Set problem: Return the entries verbatim and drop every picture.

Available data:

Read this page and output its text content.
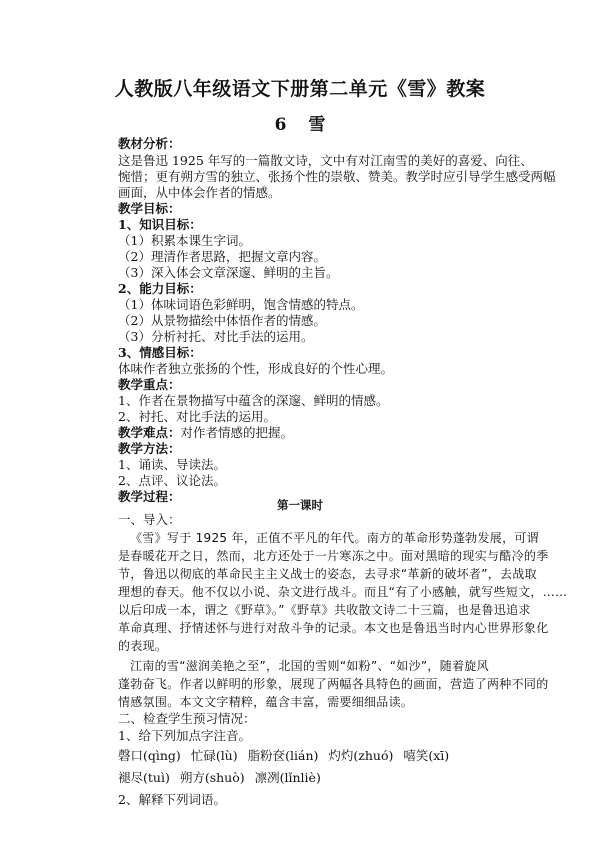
人教版八年级语文下册第二单元《雪》教案
6 雪
教材分析：
这是鲁迅 1925 年写的一篇散文诗，文中有对江南雪的美好的喜爱、向往、
惋惜；更有朔方雪的独立、张扬个性的崇敬、赞美。教学时应引导学生感受两幅
画面，从中体会作者的情感。
教学目标：
1、知识目标：
（1）积累本课生字词。
（2）理清作者思路，把握文章内容。
（3）深入体会文章深邃、鲜明的主旨。
2、能力目标：
（1）体味词语色彩鲜明，饱含情感的特点。
（2）从景物描绘中体悟作者的情感。
（3）分析衬托、对比手法的运用。
3、情感目标：
体味作者独立张扬的个性，形成良好的个性心理。
教学重点：
1、作者在景物描写中蕴含的深邃、鲜明的情感。
2、衬托、对比手法的运用。
教学难点：对作者情感的把握。
教学方法：
1、诵读、导读法。
2、点评、议论法。
教学过程：
第一课时
一、导入：
《雪》写于 1925 年，正值不平凡的年代。南方的革命形势蓬勃发展，可谓
是春暖花开之日，然而，北方还处于一片寒冻之中。面对黑暗的现实与酷冷的季
节，鲁迅以彻底的革命民主主义战士的姿态，去寻求“革新的破坏者”，去战取
理想的春天。他不仅以小说、杂文进行战斗。而且“有了小感触，就写些短文，……
以后印成一本，谓之《野草》。”《野草》共收散文诗二十三篇，也是鲁迅追求
革命真理、抒情述怀与进行对敌斗争的记录。本文也是鲁迅当时内心世界形象化
的表现。
江南的雪“滋润美艳之至”，北国的雪则“如粉”、“如沙”，随着旋风
蓬勃奋飞。作者以鲜明的形象，展现了两幅各具特色的画面，营造了两种不同的
情感氛围。本文文字精粹，蕴含丰富，需要细细品读。
二、检查学生预习情况：
1、给下列加点字注音。
磬口(qìng) 忙碌(lù) 脂粉奁(lián) 灼灼(zhuó) 嘻笑(xī)
褪尽(tuì) 朔方(shuò) 凛冽(lǐnliè)
2、解释下列词语。
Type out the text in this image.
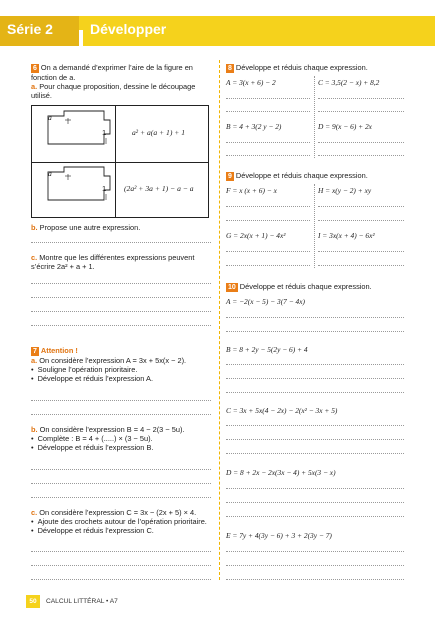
Série 2	Développer
6 On a demandé d’exprimer l’aire de la figure en
fonction de a.
a. Pour chaque proposition, dessine le découpage
utilisé.
a
1	a² + a(a + 1) + 1
a
1 (2a² + 3a + 1) − a − a
b. Propose une autre expression.
c. Montre que les différentes expressions peuvent
s’écrire 2a² + a + 1.
7 Attention !
a. On considère l’expression A = 3x + 5x(x − 2).
• Souligne l’opération prioritaire.
• Développe et réduis l’expression A.
b. On considère l’expression B = 4 − 2(3 − 5u).
• Complète : B = 4 + (.....) × (3 − 5u).
• Développe et réduis l’expression B.
c. On considère l’expression C = 3x − (2x + 5) × 4.
• Ajoute des crochets autour de l’opération prioritaire.
• Développe et réduis l’expression C.
8 Développe et réduis chaque expression.
A = 3(x + 6) − 2	C = 3,5(2 − x) + 8,2
B = 4 + 3(2 y − 2)	D = 9(x − 6) + 2x
9 Développe et réduis chaque expression.
F = x (x + 6) − x	H = x(y − 2) + xy
G = 2x(x + 1) − 4x²	I = 3x(x + 4) − 6x²
10 Développe et réduis chaque expression.
A = −2(x − 5) − 3(7 − 4x)
B = 8 + 2y − 5(2y − 6) + 4
C = 3x + 5x(4 − 2x) − 2(x² − 3x + 5)
D = 8 + 2x − 2x(3x − 4) + 5x(3 − x)
E = 7y + 4(3y − 6) + 3 + 2(3y − 7)
50	CALCUL LITTÉRAL • A7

Written solution:
Read this page and output its text content.
人教版八年级语文下册第二单元《雪》教案
6 雪
教材分析：
这是鲁迅 1925 年写的一篇散文诗，文中有对江南雪的美好的喜爱、向往、
惋惜；更有朔方雪的独立、张扬个性的崇敬、赞美。教学时应引导学生感受两幅
画面，从中体会作者的情感。
教学目标：
1、知识目标：
（1）积累本课生字词。
（2）理清作者思路，把握文章内容。
（3）深入体会文章深邃、鲜明的主旨。
2、能力目标：
（1）体味词语色彩鲜明，饱含情感的特点。
（2）从景物描绘中体悟作者的情感。
（3）分析衬托、对比手法的运用。
3、情感目标：
体味作者独立张扬的个性，形成良好的个性心理。
教学重点：
1、作者在景物描写中蕴含的深邃、鲜明的情感。
2、衬托、对比手法的运用。
教学难点：对作者情感的把握。
教学方法：
1、诵读、导读法。
2、点评、议论法。
教学过程：
第一课时
一、导入：
《雪》写于 1925 年，正值不平凡的年代。南方的革命形势蓬勃发展，可谓
是春暖花开之日，然而，北方还处于一片寒冻之中。面对黑暗的现实与酷冷的季
节，鲁迅以彻底的革命民主主义战士的姿态，去寻求“革新的破坏者”，去战取
理想的春天。他不仅以小说、杂文进行战斗。而且“有了小感触，就写些短文，……
以后印成一本，谓之《野草》。”《野草》共收散文诗二十三篇，也是鲁迅追求
革命真理、抒情述怀与进行对敌斗争的记录。本文也是鲁迅当时内心世界形象化
的表现。
江南的雪“滋润美艳之至”，北国的雪则“如粉”、“如沙”，随着旋风
蓬勃奋飞。作者以鲜明的形象，展现了两幅各具特色的画面，营造了两种不同的
情感氛围。本文文字精粹，蕴含丰富，需要细细品读。
二、检查学生预习情况：
1、给下列加点字注音。
磬口(qìng) 忙碌(lù) 脂粉奁(lián) 灼灼(zhuó) 嘻笑(xī)
褪尽(tuì) 朔方(shuò) 凛冽(lǐnliè)
2、解释下列词语。
Type out the text in this image.
Série 2	Développer
6 On a demandé d’exprimer l’aire de la figure en
fonction de a.
a. Pour chaque proposition, dessine le découpage
utilisé.
a
1	a² + a(a + 1) + 1
a
1 (2a² + 3a + 1) − a − a
b. Propose une autre expression.
c. Montre que les différentes expressions peuvent
s’écrire 2a² + a + 1.
7 Attention !
a. On considère l’expression A = 3x + 5x(x − 2).
• Souligne l’opération prioritaire.
• Développe et réduis l’expression A.
b. On considère l’expression B = 4 − 2(3 − 5u).
• Complète : B = 4 + (.....) × (3 − 5u).
• Développe et réduis l’expression B.
c. On considère l’expression C = 3x − (2x + 5) × 4.
• Ajoute des crochets autour de l’opération prioritaire.
• Développe et réduis l’expression C.
8 Développe et réduis chaque expression.
A = 3(x + 6) − 2	C = 3,5(2 − x) + 8,2
B = 4 + 3(2 y − 2)	D = 9(x − 6) + 2x
9 Développe et réduis chaque expression.
F = x (x + 6) − x	H = x(y − 2) + xy
G = 2x(x + 1) − 4x²	I = 3x(x + 4) − 6x²
10 Développe et réduis chaque expression.
A = −2(x − 5) − 3(7 − 4x)
B = 8 + 2y − 5(2y − 6) + 4
C = 3x + 5x(4 − 2x) − 2(x² − 3x + 5)
D = 8 + 2x − 2x(3x − 4) + 5x(3 − x)
E = 7y + 4(3y − 6) + 3 + 2(3y − 7)
50	CALCUL LITTÉRAL • A7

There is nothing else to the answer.